Alternating Currents

428. Alternating currents are of interest to us because of their general commercial use. To understand the reason for the extensive application of alternating currents it is necessary to learn the fundamental principles which pertain to them. The production of such currents has already been explained in Arts. 300-304. It should be remembered that the current developed in the armature of a dynamo is alternating. A dynamo may deliver a direct or an alternating current, depending on the method of collecting the current from the armature. If a commutator is used, the machine delivers direct current, if slip rings are employed, an alternating current is delivered.

429. The Magnetic Field of an Alternating Current.—The magnetic field of a direct current has been considered in Arts. 255-256. It has been shown to be arranged in circles about the conductor, according to the Right Hand Rule. (See Figs. 229 and 230.) These facts will help one to understand the following experiment:

The magnetic field of an alternating current not only rapidly reverses itself, but also continually changes in intensity. At the instant when the current reverses, the force of the magnetic field is zero since the current at that instant is zero. As the current begins flowing and increases to its maximum intensity, the magnetic field appears and increases in intensity; and as the current decreases to zero, the magnetic field changes in a similar manner. The field as it grows in strength extends farther and farther from the wire, as it decreases in strength it contracts or draws closer to the wire. Thus the magnetic field may be said to expand and contract. We may picture the lines of force as continually moving. In a typical a.-c. circuit, the complete series of changes takes place in a small fraction of a second, and is repeated many times over in a second. Contrast this with the magnetic field of a constant direct current. Here the magnetic field has the same direction as long as the current flows and does not change in strength. This comparison is important because most of the differences between direct and alternating currents depend on differences in the action of their magnetic fields.

▶ _Given problem 1_
Can you recast the listing as a numbered list, leaving out blank lines? Begin at the line that has "q2-option-b: B、岛上本来就有的，其他地方也有。 (64, 381, 161, 387)" and stop after the line that has "432, 300, 438)".

▶ _Element placement data_
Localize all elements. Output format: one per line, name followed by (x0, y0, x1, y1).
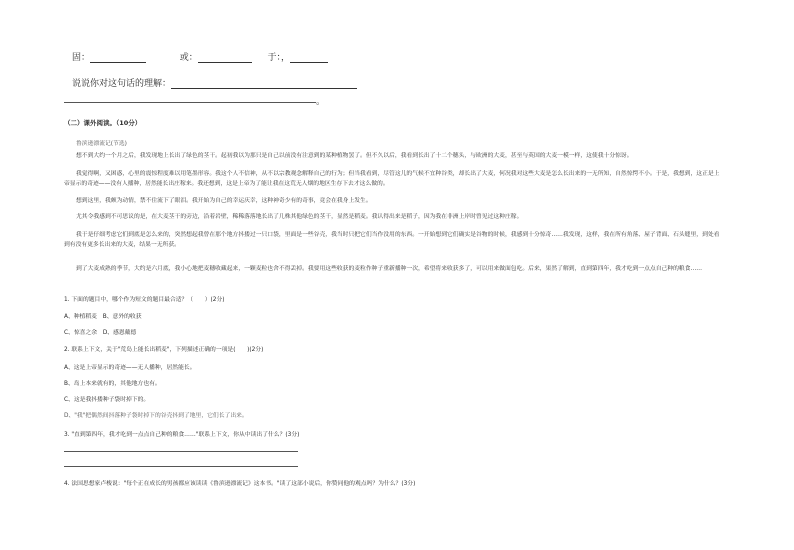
q2-option-b: B、岛上本来就有的，其他地方也有。 (64, 381, 161, 387)
q3-answer-line-2[interactable] (64, 466, 298, 467)
question-4: 4. 法国思想家卢梭说："每个正在成长的男孩都应该读读《鲁滨逊漂流记》这本书。"读了这部小说后，你赞同他的观点吗？为什么？(3分) (64, 481, 416, 487)
understand-prompt: 说说你对这句话的理解： (72, 79, 172, 89)
q1-options-row2: C、惊喜之余 D、感恩戴德 (64, 330, 137, 336)
fill-label-a: 固： (72, 53, 91, 63)
answer-line[interactable] (64, 102, 316, 103)
blank-c[interactable] (290, 53, 328, 63)
fill-label-c: 于： (267, 53, 282, 63)
understand-blank[interactable] (171, 79, 357, 89)
article-title: 鲁滨逊漂流记(节选) (76, 141, 127, 147)
fill-comma: ， (281, 53, 291, 63)
q1-options-row1: A、种植稻麦 B、意外的收获 (64, 314, 142, 320)
paragraph-4: 尤其令我感到不可思议的是，在大麦茎干的旁边，沿着岩壁，稀稀落落地长出了几株其他绿色的茎干，显然是稻麦。我认得出来是稻子，因为我在非洲上岸时曾见过这种庄稼。 (76, 214, 523, 220)
end-mark: 。 (316, 97, 326, 107)
blank-a[interactable] (90, 53, 146, 63)
blank-b[interactable] (198, 53, 252, 63)
fill-label-b: 或： (179, 53, 198, 63)
question-1: 1. 下面的题目中，哪个作为短文的题目最合适？（ ）(2分) (64, 297, 225, 303)
q2-option-d: D、"我"把偶然间抖落种子袋时掉下的谷壳抖到了地里，它们长了出来。 (64, 413, 248, 419)
paragraph-2: 我觉得啊，又困惑，心里的震惊程度难以用笔墨形容。我这个人不信神，从不以宗教观念解释自己的行为；但当我看到，尽管这儿的气候不宜种谷类，却长出了大麦，何况我对这些大麦是怎么长出来的一无所知，自然惊愕不小。于是，我想到，这正是上帝显示的奇迹——没有人播种，居然能长出庄稼来。我还想到，这是上帝为了能让我在这荒无人烟的地区生存下去才这么做的。 (64, 171, 720, 187)
question-2: 2. 联系上下文，关于"荒岛上能长出稻麦"，下列描述正确的一项是( )(2分) (64, 347, 264, 353)
q3-answer-line-1[interactable] (64, 451, 298, 452)
paragraph-5: 我于是仔细考虑它们到底是怎么来的，突然想起我曾在那个地方抖搂过一只口袋，里面是一些谷壳，我当时只把它们当作没用的东西。一开始想到它们确实是谷物的时候，我感到十分惊奇……我发现，这样，我在所有角落、屋子背面、石头缝里，到处看到有没有更多长出来的大麦，结果一无所获。 (64, 232, 720, 248)
paragraph-6: 到了大麦成熟的季节，大约是六月底，我小心地把麦穗收藏起来，一颗麦粒也舍不得丢掉。我要用这些收获的麦粒作种子重新播种一次，希望将来收获多了，可以用来做面包吃。后来，果然了解到，直到第四年，我才吃到一点点自己种的粮食…… (76, 266, 703, 272)
q2-option-a: A、这是上帝显示的奇迹——无人播种，居然能长。 (64, 365, 196, 371)
q2-option-c: C、这是我抖搂种子袋时掉下的。 (64, 397, 150, 403)
question-3: 3. "直到第四年，我才吃到一点点自己种的粮食……"联系上下文，你从中读出了什么？(3分) (64, 432, 300, 438)
paragraph-3: 想到这里，我颇为动情，禁不住流下了眼泪。我开始为自己的幸运庆幸，这种神奇少有的奇事，竟会在我身上发生。 (76, 198, 372, 204)
paragraph-1: 想不到大约一个月之后，我发现地上长出了绿色的茎干。起初我以为那只是自己以前没有注意到的某种植物罢了。但不久以后，我看到长出了十二个穗头，与欧洲的大麦，甚至与英国的大麦一模一样，这使我十分惊讶。 (76, 153, 633, 159)
understand-line (72, 76, 357, 89)
fill-in-line (72, 50, 328, 63)
section-title: （二）课外阅读。（10分） (64, 119, 142, 127)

▶ _Given problem 2_
Could you give again the part of the alternating-currents passage that begins at the words "428. Alternating currents" and stops after "current is delivered."? Copy it word for word.

▶ _Correct answer 1_
1. q2-option-b: B、岛上本来就有的，其他地方也有。 (64, 381, 161, 387)
2. q3-answer-line-2[interactable] (64, 466, 298, 467)
3. question-4: 4. 法国思想家卢梭说："每个正在成长的男孩都应该读读《鲁滨逊漂流记》这本书。"读了这部小说后，你赞同他的观点吗？为什么？(3分) (64, 481, 416, 487)
4. understand-prompt: 说说你对这句话的理解： (72, 79, 172, 89)
5. q1-options-row2: C、惊喜之余 D、感恩戴德 (64, 330, 137, 336)
6. fill-label-a: 固： (72, 53, 91, 63)
7. answer-line[interactable] (64, 102, 316, 103)
8. blank-c[interactable] (290, 53, 328, 63)
9. fill-label-c: 于： (267, 53, 282, 63)
10. understand-blank[interactable] (171, 79, 357, 89)
11. article-title: 鲁滨逊漂流记(节选) (76, 141, 127, 147)
12. fill-comma: ， (281, 53, 291, 63)
13. q1-options-row1: A、种植稻麦 B、意外的收获 (64, 314, 142, 320)
14. paragraph-4: 尤其令我感到不可思议的是，在大麦茎干的旁边，沿着岩壁，稀稀落落地长出了几株其他绿色的茎干，显然是稻麦。我认得出来是稻子，因为我在非洲上岸时曾见过这种庄稼。 (76, 214, 523, 220)
15. end-mark: 。 (316, 97, 326, 107)
16. blank-a[interactable] (90, 53, 146, 63)
17. blank-b[interactable] (198, 53, 252, 63)
18. fill-label-b: 或： (179, 53, 198, 63)
19. question-1: 1. 下面的题目中，哪个作为短文的题目最合适？（ ）(2分) (64, 297, 225, 303)
20. q2-option-d: D、"我"把偶然间抖落种子袋时掉下的谷壳抖到了地里，它们长了出来。 (64, 413, 248, 419)
21. paragraph-2: 我觉得啊，又困惑，心里的震惊程度难以用笔墨形容。我这个人不信神，从不以宗教观念解释自己的行为；但当我看到，尽管这儿的气候不宜种谷类，却长出了大麦，何况我对这些大麦是怎么长出来的一无所知，自然惊愕不小。于是，我想到，这正是上帝显示的奇迹——没有人播种，居然能长出庄稼来。我还想到，这是上帝为了能让我在这荒无人烟的地区生存下去才这么做的。 (64, 171, 720, 187)
22. question-2: 2. 联系上下文，关于"荒岛上能长出稻麦"，下列描述正确的一项是( )(2分) (64, 347, 264, 353)
23. q3-answer-line-1[interactable] (64, 451, 298, 452)
24. paragraph-5: 我于是仔细考虑它们到底是怎么来的，突然想起我曾在那个地方抖搂过一只口袋，里面是一些谷壳，我当时只把它们当作没用的东西。一开始想到它们确实是谷物的时候，我感到十分惊奇……我发现，这样，我在所有角落、屋子背面、石头缝里，到处看到有没有更多长出来的大麦，结果一无所获。 (64, 232, 720, 248)
25. paragraph-6: 到了大麦成熟的季节，大约是六月底，我小心地把麦穗收藏起来，一颗麦粒也舍不得丢掉。我要用这些收获的麦粒作种子重新播种一次，希望将来收获多了，可以用来做面包吃。后来，果然了解到，直到第四年，我才吃到一点点自己种的粮食…… (76, 266, 703, 272)
26. q2-option-a: A、这是上帝显示的奇迹——无人播种，居然能长。 (64, 365, 196, 371)
27. q2-option-c: C、这是我抖搂种子袋时掉下的。 (64, 397, 150, 403)
28. question-3: 3. "直到第四年，我才吃到一点点自己种的粮食……"联系上下文，你从中读出了什么？(3分) (64, 432, 300, 438)

▶ _Correct answer 2_
428. Alternating currents are of interest to us because of their general commercial use. To understand the reason for the extensive application of alternating currents it is necessary to learn the fundamental principles which pertain to them. The production of such currents has already been explained in Arts. 300-304. It should be remembered that the current developed in the armature of a dynamo is alternating. A dynamo may deliver a direct or an alternating current, depending on the method of collecting the current from the armature. If a commutator is used, the machine delivers direct current, if slip rings are employed, an alternating current is delivered.